▸ Aim
Set down, word for word, the stretch of lines from the one containing "Enumerate this screenshot's" to the end of the records below.

▸ Entries
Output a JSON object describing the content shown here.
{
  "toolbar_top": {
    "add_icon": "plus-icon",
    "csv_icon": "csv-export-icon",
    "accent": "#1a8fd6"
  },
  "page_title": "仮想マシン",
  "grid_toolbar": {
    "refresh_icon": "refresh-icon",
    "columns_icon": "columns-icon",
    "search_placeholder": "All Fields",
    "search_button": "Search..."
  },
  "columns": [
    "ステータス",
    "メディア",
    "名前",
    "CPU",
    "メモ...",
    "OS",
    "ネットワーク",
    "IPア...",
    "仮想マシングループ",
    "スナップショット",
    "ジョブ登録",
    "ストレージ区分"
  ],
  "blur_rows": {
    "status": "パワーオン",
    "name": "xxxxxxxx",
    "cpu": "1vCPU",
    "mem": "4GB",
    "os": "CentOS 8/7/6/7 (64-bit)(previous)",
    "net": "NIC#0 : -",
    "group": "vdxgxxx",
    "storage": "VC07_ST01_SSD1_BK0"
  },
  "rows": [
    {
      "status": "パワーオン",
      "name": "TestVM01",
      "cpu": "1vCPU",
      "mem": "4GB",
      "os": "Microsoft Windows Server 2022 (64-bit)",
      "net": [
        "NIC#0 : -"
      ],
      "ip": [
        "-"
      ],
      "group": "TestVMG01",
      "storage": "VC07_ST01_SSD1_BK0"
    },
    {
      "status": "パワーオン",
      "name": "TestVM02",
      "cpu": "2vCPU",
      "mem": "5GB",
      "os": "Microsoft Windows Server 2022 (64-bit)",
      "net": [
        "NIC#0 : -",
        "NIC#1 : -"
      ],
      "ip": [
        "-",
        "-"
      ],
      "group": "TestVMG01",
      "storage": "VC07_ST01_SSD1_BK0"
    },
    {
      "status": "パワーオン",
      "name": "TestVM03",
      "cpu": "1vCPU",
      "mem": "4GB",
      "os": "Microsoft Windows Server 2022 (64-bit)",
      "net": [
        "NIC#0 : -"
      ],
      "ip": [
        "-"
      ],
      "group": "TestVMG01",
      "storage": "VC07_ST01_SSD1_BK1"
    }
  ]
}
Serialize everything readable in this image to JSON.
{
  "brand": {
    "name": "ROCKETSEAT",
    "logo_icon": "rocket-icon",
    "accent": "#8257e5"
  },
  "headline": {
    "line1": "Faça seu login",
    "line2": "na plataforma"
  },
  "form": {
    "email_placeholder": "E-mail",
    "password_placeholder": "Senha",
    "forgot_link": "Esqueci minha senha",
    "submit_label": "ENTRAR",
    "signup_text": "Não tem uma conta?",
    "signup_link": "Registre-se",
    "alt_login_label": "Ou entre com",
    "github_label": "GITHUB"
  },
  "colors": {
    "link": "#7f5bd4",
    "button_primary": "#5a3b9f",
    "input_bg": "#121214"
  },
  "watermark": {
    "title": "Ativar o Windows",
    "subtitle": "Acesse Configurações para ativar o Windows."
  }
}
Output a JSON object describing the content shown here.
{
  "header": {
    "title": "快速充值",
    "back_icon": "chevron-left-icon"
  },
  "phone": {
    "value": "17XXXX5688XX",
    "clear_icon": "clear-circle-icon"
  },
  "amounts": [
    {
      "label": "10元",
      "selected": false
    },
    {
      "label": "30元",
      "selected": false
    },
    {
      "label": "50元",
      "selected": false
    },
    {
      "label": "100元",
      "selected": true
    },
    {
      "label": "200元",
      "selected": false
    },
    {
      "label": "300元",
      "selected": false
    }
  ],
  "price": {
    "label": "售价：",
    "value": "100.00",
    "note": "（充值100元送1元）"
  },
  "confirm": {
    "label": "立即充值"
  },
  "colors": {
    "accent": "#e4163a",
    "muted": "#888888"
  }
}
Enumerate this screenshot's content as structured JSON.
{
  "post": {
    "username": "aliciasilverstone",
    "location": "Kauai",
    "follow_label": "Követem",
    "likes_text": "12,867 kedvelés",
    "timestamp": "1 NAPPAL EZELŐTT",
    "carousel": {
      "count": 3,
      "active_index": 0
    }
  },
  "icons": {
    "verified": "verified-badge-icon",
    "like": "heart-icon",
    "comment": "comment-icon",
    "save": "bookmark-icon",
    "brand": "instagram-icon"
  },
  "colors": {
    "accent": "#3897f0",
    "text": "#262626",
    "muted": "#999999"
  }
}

▸ Response to the task
Enumerate this screenshot's content as structured JSON.
{
  "post": {
    "username": "aliciasilverstone",
    "location": "Kauai",
    "follow_label": "Követem",
    "likes_text": "12,867 kedvelés",
    "timestamp": "1 NAPPAL EZELŐTT",
    "carousel": {
      "count": 3,
      "active_index": 0
    }
  },
  "icons": {
    "verified": "verified-badge-icon",
    "like": "heart-icon",
    "comment": "comment-icon",
    "save": "bookmark-icon",
    "brand": "instagram-icon"
  },
  "colors": {
    "accent": "#3897f0",
    "text": "#262626",
    "muted": "#999999"
  }
}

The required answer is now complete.